### Task inputs:
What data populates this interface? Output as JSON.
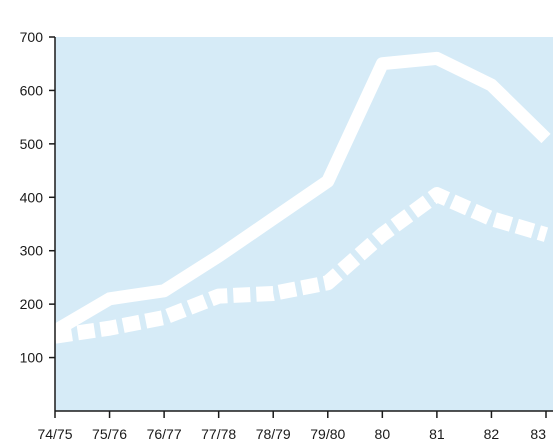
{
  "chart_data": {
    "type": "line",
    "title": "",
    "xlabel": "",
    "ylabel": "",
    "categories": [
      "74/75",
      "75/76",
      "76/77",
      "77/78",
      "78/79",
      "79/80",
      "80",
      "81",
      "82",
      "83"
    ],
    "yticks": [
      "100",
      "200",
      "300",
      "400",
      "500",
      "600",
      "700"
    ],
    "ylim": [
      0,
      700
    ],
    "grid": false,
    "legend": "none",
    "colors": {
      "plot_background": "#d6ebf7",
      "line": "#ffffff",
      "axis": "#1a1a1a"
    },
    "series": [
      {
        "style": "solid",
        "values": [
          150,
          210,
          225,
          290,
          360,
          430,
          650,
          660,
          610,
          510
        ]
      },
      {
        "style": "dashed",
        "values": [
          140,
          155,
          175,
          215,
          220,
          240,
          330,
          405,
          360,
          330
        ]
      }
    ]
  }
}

### Exercise task:
Write every entry out again exactly, dropping the pictures.

### Final answer:
What data populates this interface? Output as JSON.
{
  "chart_data": {
    "type": "line",
    "title": "",
    "xlabel": "",
    "ylabel": "",
    "categories": [
      "74/75",
      "75/76",
      "76/77",
      "77/78",
      "78/79",
      "79/80",
      "80",
      "81",
      "82",
      "83"
    ],
    "yticks": [
      "100",
      "200",
      "300",
      "400",
      "500",
      "600",
      "700"
    ],
    "ylim": [
      0,
      700
    ],
    "grid": false,
    "legend": "none",
    "colors": {
      "plot_background": "#d6ebf7",
      "line": "#ffffff",
      "axis": "#1a1a1a"
    },
    "series": [
      {
        "style": "solid",
        "values": [
          150,
          210,
          225,
          290,
          360,
          430,
          650,
          660,
          610,
          510
        ]
      },
      {
        "style": "dashed",
        "values": [
          140,
          155,
          175,
          215,
          220,
          240,
          330,
          405,
          360,
          330
        ]
      }
    ]
  }
}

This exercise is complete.